Pick out the lines below that contain the string "title" and copy them all.

Dataset rows about figures
________________

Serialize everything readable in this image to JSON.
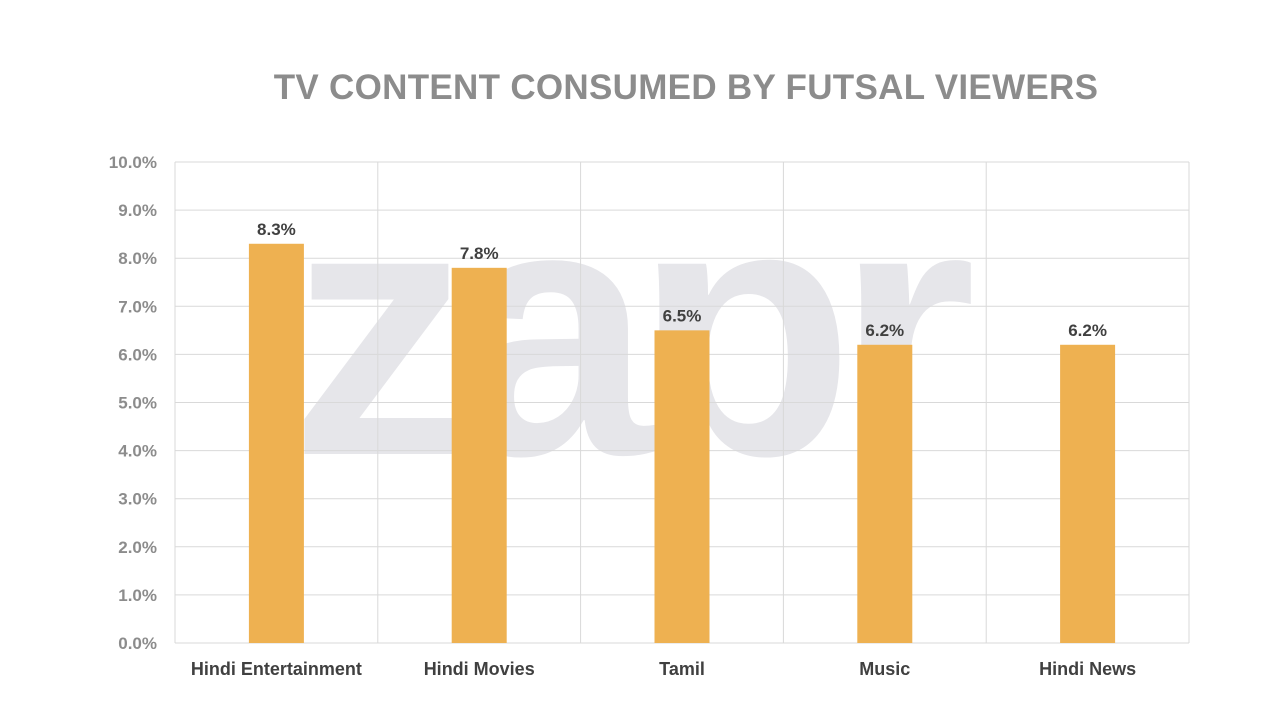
{
  "watermark": "zapr",
  "chart_data": {
    "type": "bar",
    "title": "TV CONTENT CONSUMED BY FUTSAL VIEWERS",
    "categories": [
      "Hindi Entertainment",
      "Hindi Movies",
      "Tamil",
      "Music",
      "Hindi News"
    ],
    "values": [
      8.3,
      7.8,
      6.5,
      6.2,
      6.2
    ],
    "data_labels": [
      "8.3%",
      "7.8%",
      "6.5%",
      "6.2%",
      "6.2%"
    ],
    "ylim": [
      0,
      10
    ],
    "y_ticks": [
      "0.0%",
      "1.0%",
      "2.0%",
      "3.0%",
      "4.0%",
      "5.0%",
      "6.0%",
      "7.0%",
      "8.0%",
      "9.0%",
      "10.0%"
    ],
    "bar_color": "#eeb151",
    "grid": true
  }
}
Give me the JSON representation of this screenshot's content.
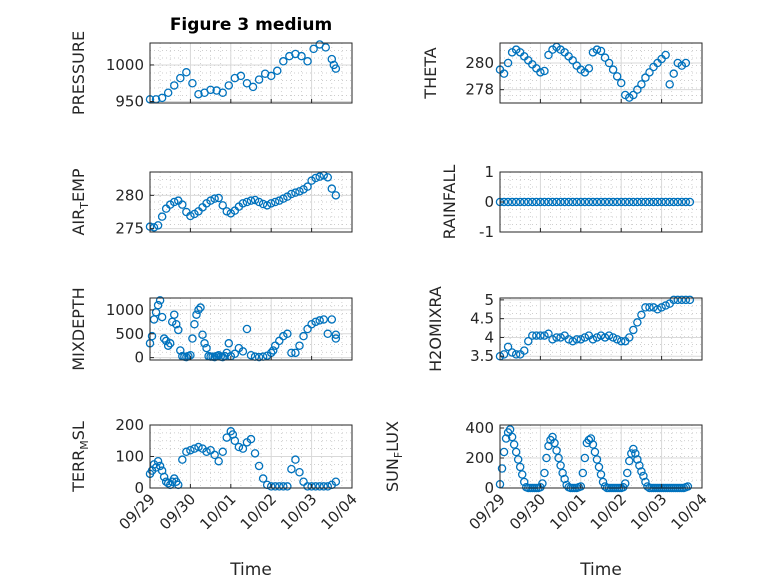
{
  "title": "Figure 3 medium",
  "colors": {
    "marker": "#0072BD",
    "grid": "#d9d9d9",
    "axis": "#262626"
  },
  "chart_data": [
    {
      "id": "pressure",
      "type": "scatter",
      "ylabel": "PRESSURE",
      "ylim": [
        948,
        1030
      ],
      "yticks": [
        950,
        1000
      ],
      "ytick_labels": [
        "950",
        "1000"
      ],
      "xticks": true,
      "xtick_labels": false,
      "x": [
        0.0,
        0.15,
        0.3,
        0.45,
        0.6,
        0.75,
        0.9,
        1.05,
        1.2,
        1.35,
        1.5,
        1.65,
        1.8,
        1.95,
        2.1,
        2.25,
        2.4,
        2.55,
        2.7,
        2.85,
        3.0,
        3.15,
        3.3,
        3.45,
        3.6,
        3.75,
        3.9,
        4.05,
        4.2
      ],
      "y": [
        953,
        953,
        955,
        962,
        972,
        982,
        990,
        975,
        960,
        962,
        966,
        965,
        962,
        972,
        982,
        985,
        975,
        970,
        980,
        988,
        985,
        992,
        1005,
        1012,
        1015,
        1012,
        1005,
        1022,
        1028
      ],
      "x2": [
        4.35,
        4.5,
        4.55,
        4.6
      ],
      "y2": [
        1024,
        1008,
        1000,
        995
      ]
    },
    {
      "id": "theta",
      "type": "scatter",
      "ylabel": "THETA",
      "ylim": [
        277,
        281.5
      ],
      "yticks": [
        278,
        280
      ],
      "ytick_labels": [
        "278",
        "280"
      ],
      "xticks": true,
      "xtick_labels": false,
      "x": [
        0.0,
        0.1,
        0.2,
        0.3,
        0.4,
        0.5,
        0.6,
        0.7,
        0.8,
        0.9,
        1.0,
        1.1,
        1.2,
        1.3,
        1.4,
        1.5,
        1.6,
        1.7,
        1.8,
        1.9,
        2.0,
        2.1,
        2.2,
        2.3,
        2.4,
        2.5,
        2.6,
        2.7,
        2.8,
        2.9,
        3.0,
        3.1,
        3.2,
        3.3,
        3.4,
        3.5,
        3.6,
        3.7,
        3.8,
        3.9,
        4.0,
        4.1,
        4.2,
        4.3,
        4.4,
        4.5,
        4.6
      ],
      "y": [
        279.5,
        279.2,
        280.0,
        280.8,
        281.0,
        280.8,
        280.5,
        280.2,
        279.9,
        279.6,
        279.3,
        279.4,
        280.6,
        281.0,
        281.2,
        281.0,
        280.8,
        280.5,
        280.2,
        279.8,
        279.5,
        279.3,
        279.6,
        280.8,
        281.0,
        280.9,
        280.4,
        280.0,
        279.5,
        279.0,
        278.5,
        277.6,
        277.4,
        277.6,
        278.0,
        278.4,
        278.9,
        279.3,
        279.7,
        280.0,
        280.3,
        280.6,
        278.4,
        279.2,
        280.0,
        279.8,
        280.0
      ]
    },
    {
      "id": "air_temp",
      "type": "scatter",
      "ylabel_main": "AIR",
      "ylabel_sub": "T",
      "ylabel_tail": "EMP",
      "ylim": [
        274.5,
        283.5
      ],
      "yticks": [
        275,
        280
      ],
      "ytick_labels": [
        "275",
        "280"
      ],
      "xticks": true,
      "xtick_labels": false,
      "x": [
        0.0,
        0.1,
        0.2,
        0.3,
        0.4,
        0.5,
        0.6,
        0.7,
        0.8,
        0.9,
        1.0,
        1.1,
        1.2,
        1.3,
        1.4,
        1.5,
        1.6,
        1.7,
        1.8,
        1.9,
        2.0,
        2.1,
        2.2,
        2.3,
        2.4,
        2.5,
        2.6,
        2.7,
        2.8,
        2.9,
        3.0,
        3.1,
        3.2,
        3.3,
        3.4,
        3.5,
        3.6,
        3.7,
        3.8,
        3.9,
        4.0,
        4.1,
        4.2,
        4.3,
        4.4,
        4.5,
        4.6
      ],
      "y": [
        275.3,
        275.2,
        275.5,
        276.8,
        278.0,
        278.6,
        279.0,
        279.2,
        278.6,
        277.5,
        276.9,
        277.2,
        277.6,
        278.2,
        278.8,
        279.2,
        279.5,
        279.6,
        278.5,
        277.6,
        277.3,
        277.7,
        278.3,
        278.8,
        279.0,
        279.2,
        279.3,
        279.0,
        278.7,
        278.5,
        278.8,
        279.0,
        279.2,
        279.5,
        279.8,
        280.2,
        280.4,
        280.6,
        280.9,
        281.3,
        282.2,
        282.6,
        282.8,
        283.0,
        282.7,
        281.0,
        280.0
      ]
    },
    {
      "id": "rainfall",
      "type": "scatter",
      "ylabel": "RAINFALL",
      "ylim": [
        -1,
        1
      ],
      "yticks": [
        -1,
        0,
        1
      ],
      "ytick_labels": [
        "-1",
        "0",
        "1"
      ],
      "xticks": true,
      "xtick_labels": false,
      "x": [
        0.0,
        0.1,
        0.2,
        0.3,
        0.4,
        0.5,
        0.6,
        0.7,
        0.8,
        0.9,
        1.0,
        1.1,
        1.2,
        1.3,
        1.4,
        1.5,
        1.6,
        1.7,
        1.8,
        1.9,
        2.0,
        2.1,
        2.2,
        2.3,
        2.4,
        2.5,
        2.6,
        2.7,
        2.8,
        2.9,
        3.0,
        3.1,
        3.2,
        3.3,
        3.4,
        3.5,
        3.6,
        3.7,
        3.8,
        3.9,
        4.0,
        4.1,
        4.2,
        4.3,
        4.4,
        4.5,
        4.6,
        4.7
      ],
      "y": [
        0,
        0,
        0,
        0,
        0,
        0,
        0,
        0,
        0,
        0,
        0,
        0,
        0,
        0,
        0,
        0,
        0,
        0,
        0,
        0,
        0,
        0,
        0,
        0,
        0,
        0,
        0,
        0,
        0,
        0,
        0,
        0,
        0,
        0,
        0,
        0,
        0,
        0,
        0,
        0,
        0,
        0,
        0,
        0,
        0,
        0,
        0,
        0
      ]
    },
    {
      "id": "mixdepth",
      "type": "scatter",
      "ylabel": "MIXDEPTH",
      "ylim": [
        -50,
        1250
      ],
      "yticks": [
        0,
        500,
        1000
      ],
      "ytick_labels": [
        "0",
        "500",
        "1000"
      ],
      "xticks": true,
      "xtick_labels": false,
      "x": [
        0.0,
        0.05,
        0.1,
        0.15,
        0.2,
        0.25,
        0.3,
        0.35,
        0.4,
        0.45,
        0.5,
        0.55,
        0.6,
        0.65,
        0.7,
        0.75,
        0.8,
        0.85,
        0.9,
        0.95,
        1.0,
        1.05,
        1.1,
        1.15,
        1.2,
        1.25,
        1.3,
        1.35,
        1.4,
        1.45,
        1.5,
        1.55,
        1.6,
        1.65,
        1.7,
        1.75,
        1.8,
        1.85,
        1.9,
        1.95,
        2.0,
        2.1,
        2.2,
        2.3,
        2.4,
        2.5,
        2.6,
        2.7,
        2.8,
        2.9,
        3.0,
        3.05,
        3.1,
        3.2,
        3.3,
        3.4,
        3.5,
        3.6,
        3.7,
        3.8,
        3.9,
        4.0,
        4.1,
        4.2,
        4.3,
        4.4,
        4.5,
        4.6,
        4.6
      ],
      "y": [
        300,
        450,
        800,
        950,
        1100,
        1200,
        850,
        400,
        350,
        250,
        300,
        750,
        900,
        700,
        580,
        150,
        30,
        20,
        10,
        30,
        50,
        400,
        700,
        900,
        1000,
        1050,
        480,
        300,
        200,
        30,
        20,
        20,
        10,
        30,
        50,
        20,
        10,
        30,
        100,
        300,
        30,
        80,
        200,
        130,
        600,
        50,
        20,
        10,
        20,
        40,
        100,
        150,
        250,
        350,
        450,
        500,
        100,
        100,
        250,
        450,
        600,
        700,
        750,
        780,
        800,
        500,
        800,
        480,
        400
      ]
    },
    {
      "id": "h2omixra",
      "type": "scatter",
      "ylabel": "H2OMIXRA",
      "ylim": [
        3.4,
        5.05
      ],
      "yticks": [
        3.5,
        4,
        4.5,
        5
      ],
      "ytick_labels": [
        "3.5",
        "4",
        "4.5",
        "5"
      ],
      "xticks": true,
      "xtick_labels": false,
      "x": [
        0.0,
        0.1,
        0.2,
        0.3,
        0.4,
        0.5,
        0.6,
        0.7,
        0.8,
        0.9,
        1.0,
        1.1,
        1.2,
        1.3,
        1.4,
        1.5,
        1.6,
        1.7,
        1.8,
        1.9,
        2.0,
        2.1,
        2.2,
        2.3,
        2.4,
        2.5,
        2.6,
        2.7,
        2.8,
        2.9,
        3.0,
        3.1,
        3.2,
        3.3,
        3.4,
        3.5,
        3.6,
        3.7,
        3.8,
        3.9,
        4.0,
        4.1,
        4.2,
        4.3,
        4.4,
        4.5,
        4.6,
        4.7
      ],
      "y": [
        3.5,
        3.55,
        3.75,
        3.6,
        3.55,
        3.55,
        3.65,
        3.9,
        4.05,
        4.05,
        4.05,
        4.05,
        4.1,
        3.95,
        4.0,
        4.0,
        4.05,
        3.95,
        3.9,
        3.95,
        3.95,
        4.0,
        4.05,
        3.95,
        4.0,
        4.05,
        4.0,
        4.05,
        4.0,
        3.95,
        3.9,
        3.9,
        4.0,
        4.2,
        4.4,
        4.6,
        4.8,
        4.8,
        4.8,
        4.75,
        4.8,
        4.85,
        4.9,
        5.0,
        5.0,
        5.0,
        5.0,
        5.0
      ]
    },
    {
      "id": "terr_msl",
      "type": "scatter",
      "ylabel_main": "TERR",
      "ylabel_sub": "M",
      "ylabel_tail": "SL",
      "ylim": [
        0,
        200
      ],
      "yticks": [
        0,
        100,
        200
      ],
      "ytick_labels": [
        "0",
        "100",
        "200"
      ],
      "xticks": true,
      "xtick_labels": true,
      "x": [
        0.0,
        0.05,
        0.1,
        0.15,
        0.2,
        0.25,
        0.3,
        0.35,
        0.4,
        0.45,
        0.5,
        0.55,
        0.6,
        0.65,
        0.7,
        0.8,
        0.9,
        1.0,
        1.1,
        1.2,
        1.3,
        1.4,
        1.5,
        1.6,
        1.7,
        1.8,
        1.9,
        2.0,
        2.05,
        2.1,
        2.2,
        2.3,
        2.4,
        2.5,
        2.6,
        2.7,
        2.8,
        2.9,
        3.0,
        3.1,
        3.2,
        3.3,
        3.4,
        3.5,
        3.6,
        3.7,
        3.8,
        3.9,
        4.0,
        4.1,
        4.2,
        4.3,
        4.4,
        4.5,
        4.6
      ],
      "y": [
        45,
        55,
        75,
        65,
        85,
        70,
        55,
        35,
        20,
        15,
        10,
        20,
        30,
        20,
        10,
        90,
        115,
        120,
        125,
        130,
        125,
        115,
        120,
        105,
        85,
        115,
        160,
        180,
        170,
        150,
        130,
        125,
        145,
        155,
        110,
        70,
        30,
        10,
        5,
        5,
        5,
        5,
        5,
        60,
        90,
        50,
        20,
        5,
        5,
        5,
        5,
        5,
        5,
        10,
        20
      ]
    },
    {
      "id": "sun_flux",
      "type": "scatter",
      "ylabel_main": "SUN",
      "ylabel_sub": "F",
      "ylabel_tail": "LUX",
      "ylim": [
        0,
        420
      ],
      "yticks": [
        0,
        200,
        400
      ],
      "ytick_labels": [
        "0",
        "200",
        "400"
      ],
      "xticks": true,
      "xtick_labels": true,
      "x": [
        0.0,
        0.05,
        0.1,
        0.15,
        0.2,
        0.25,
        0.3,
        0.35,
        0.4,
        0.45,
        0.5,
        0.55,
        0.6,
        0.65,
        0.7,
        0.75,
        0.8,
        0.85,
        0.9,
        0.95,
        1.0,
        1.05,
        1.1,
        1.15,
        1.2,
        1.25,
        1.3,
        1.35,
        1.4,
        1.45,
        1.5,
        1.55,
        1.6,
        1.65,
        1.7,
        1.75,
        1.8,
        1.85,
        1.9,
        1.95,
        2.0,
        2.05,
        2.1,
        2.15,
        2.2,
        2.25,
        2.3,
        2.35,
        2.4,
        2.45,
        2.5,
        2.55,
        2.6,
        2.65,
        2.7,
        2.75,
        2.8,
        2.85,
        2.9,
        2.95,
        3.0,
        3.05,
        3.1,
        3.15,
        3.2,
        3.25,
        3.3,
        3.35,
        3.4,
        3.45,
        3.5,
        3.55,
        3.6,
        3.65,
        3.7,
        3.75,
        3.8,
        3.85,
        3.9,
        3.95,
        4.0,
        4.05,
        4.1,
        4.15,
        4.2,
        4.25,
        4.3,
        4.35,
        4.4,
        4.45,
        4.5,
        4.55,
        4.6,
        4.65
      ],
      "y": [
        25,
        130,
        240,
        330,
        370,
        390,
        340,
        290,
        240,
        190,
        140,
        90,
        40,
        5,
        0,
        0,
        0,
        0,
        0,
        0,
        5,
        30,
        100,
        200,
        280,
        320,
        340,
        300,
        250,
        200,
        150,
        100,
        60,
        20,
        5,
        0,
        0,
        0,
        0,
        5,
        10,
        100,
        200,
        300,
        320,
        330,
        290,
        240,
        190,
        140,
        90,
        40,
        10,
        0,
        0,
        0,
        0,
        0,
        0,
        0,
        0,
        5,
        30,
        100,
        180,
        230,
        260,
        230,
        190,
        150,
        110,
        80,
        40,
        10,
        0,
        0,
        0,
        0,
        0,
        0,
        0,
        0,
        0,
        0,
        0,
        0,
        0,
        0,
        0,
        0,
        0,
        0,
        5,
        10
      ]
    }
  ],
  "x_axis": {
    "label": "Time",
    "range": [
      0,
      5
    ],
    "ticks": [
      0,
      1,
      2,
      3,
      4,
      5
    ],
    "tick_labels": [
      "09/29",
      "09/30",
      "10/01",
      "10/02",
      "10/03",
      "10/04"
    ]
  }
}
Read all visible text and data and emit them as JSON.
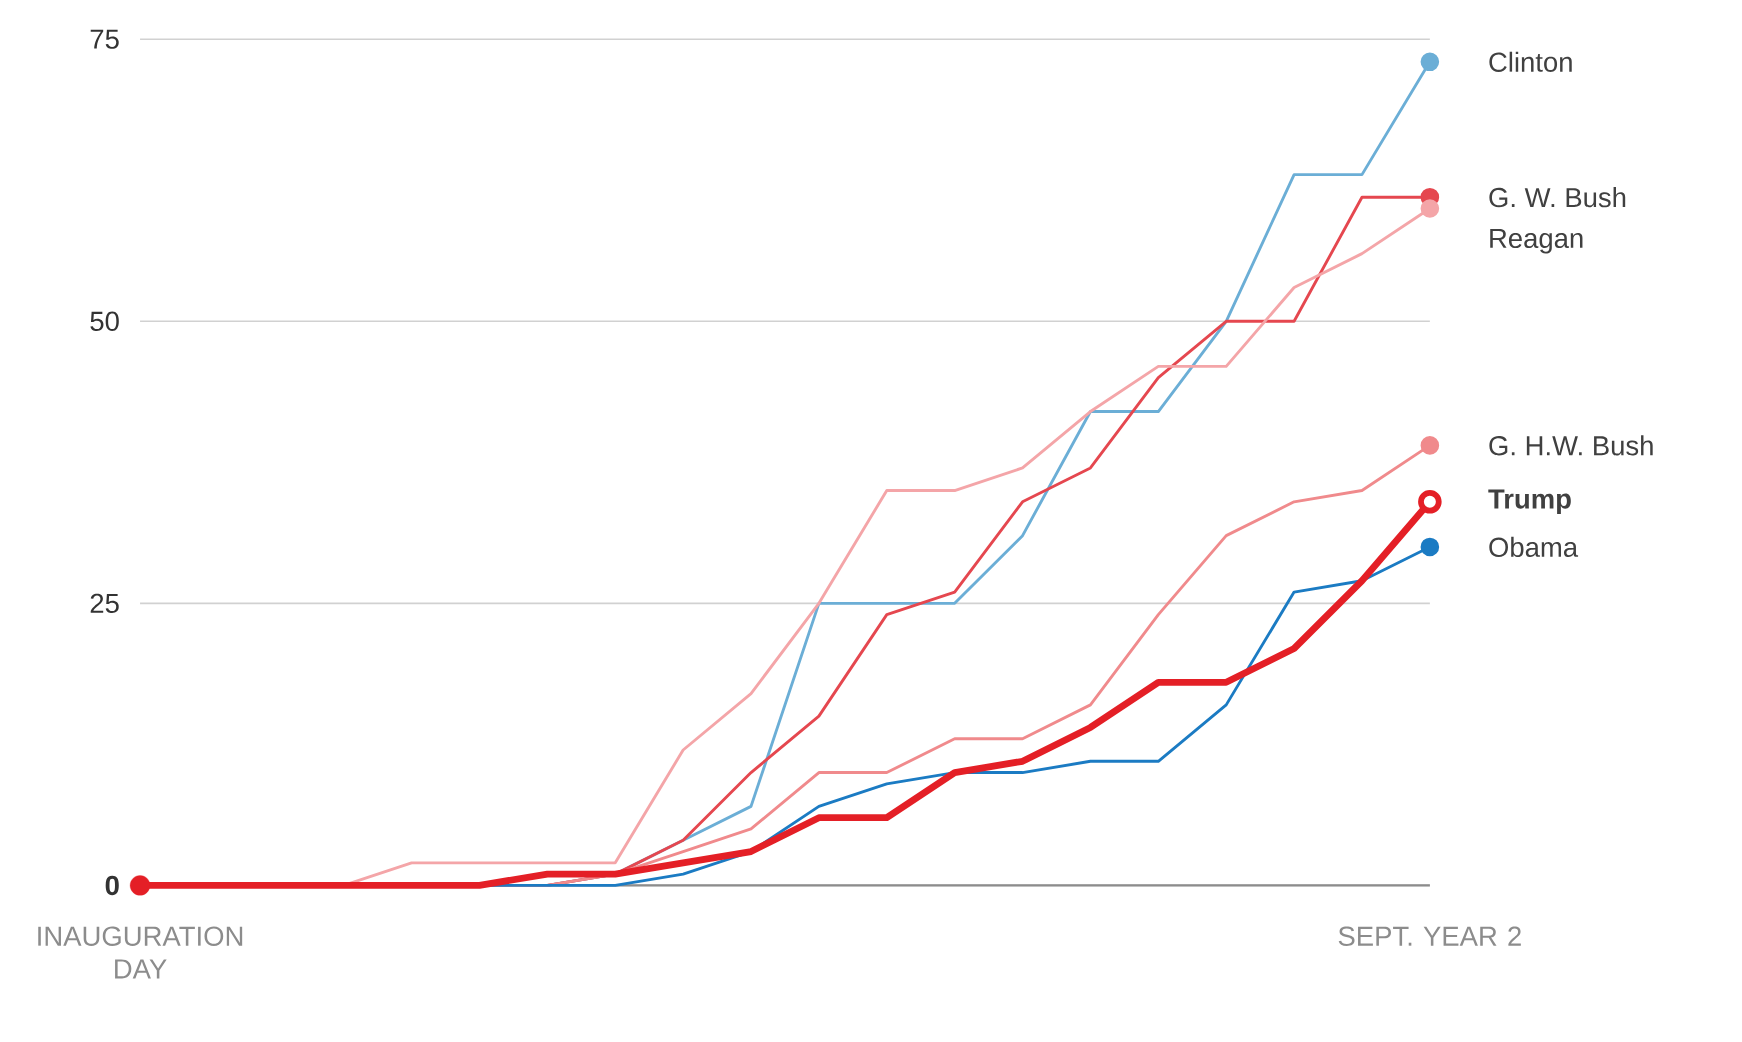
{
  "chart_data": {
    "type": "line",
    "categories": [
      "INAUGURATION DAY",
      null,
      null,
      null,
      null,
      null,
      null,
      null,
      null,
      null,
      null,
      null,
      null,
      null,
      null,
      null,
      null,
      null,
      null,
      "SEPT. YEAR 2"
    ],
    "ylim": [
      0,
      75
    ],
    "yticks": [
      {
        "value": 0,
        "label": "**0**"
      },
      25,
      50,
      75
    ],
    "grid": "y",
    "series": [
      {
        "name": "Clinton",
        "color": "#6baed6",
        "values": [
          null,
          null,
          null,
          null,
          null,
          0,
          0,
          1,
          4,
          7,
          25,
          25,
          25,
          31,
          42,
          42,
          50,
          63,
          63,
          73
        ]
      },
      {
        "name": "G. W. Bush",
        "color": "#e5474f",
        "values": [
          null,
          null,
          null,
          null,
          null,
          0,
          0,
          1,
          4,
          10,
          15,
          24,
          26,
          34,
          37,
          45,
          50,
          50,
          61,
          61
        ]
      },
      {
        "name": "Reagan",
        "color": "#f4a5a8",
        "values": [
          null,
          null,
          null,
          0,
          2,
          2,
          2,
          2,
          12,
          17,
          25,
          35,
          35,
          37,
          42,
          46,
          46,
          53,
          56,
          60
        ]
      },
      {
        "name": "G. H.W. Bush",
        "color": "#f08a8c",
        "values": [
          null,
          null,
          null,
          null,
          null,
          0,
          0,
          1,
          3,
          5,
          10,
          10,
          13,
          13,
          16,
          24,
          31,
          34,
          35,
          39
        ]
      },
      {
        "name": "Obama",
        "color": "#1b7bc3",
        "values": [
          null,
          null,
          null,
          null,
          null,
          0,
          0,
          0,
          1,
          3,
          7,
          9,
          10,
          10,
          11,
          11,
          16,
          26,
          27,
          30
        ]
      },
      {
        "name": "**Trump**",
        "color": "#e41f26",
        "values": [
          0,
          0,
          0,
          0,
          0,
          0,
          1,
          1,
          2,
          3,
          6,
          6,
          10,
          11,
          14,
          18,
          18,
          21,
          27,
          34
        ]
      }
    ]
  }
}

________________

▸ **SOLVED EXERCISE**
    "title": "TV CONTENT CONSUMED BY FUTSAL VIEWERS",
  "title": "Figure 3 medium",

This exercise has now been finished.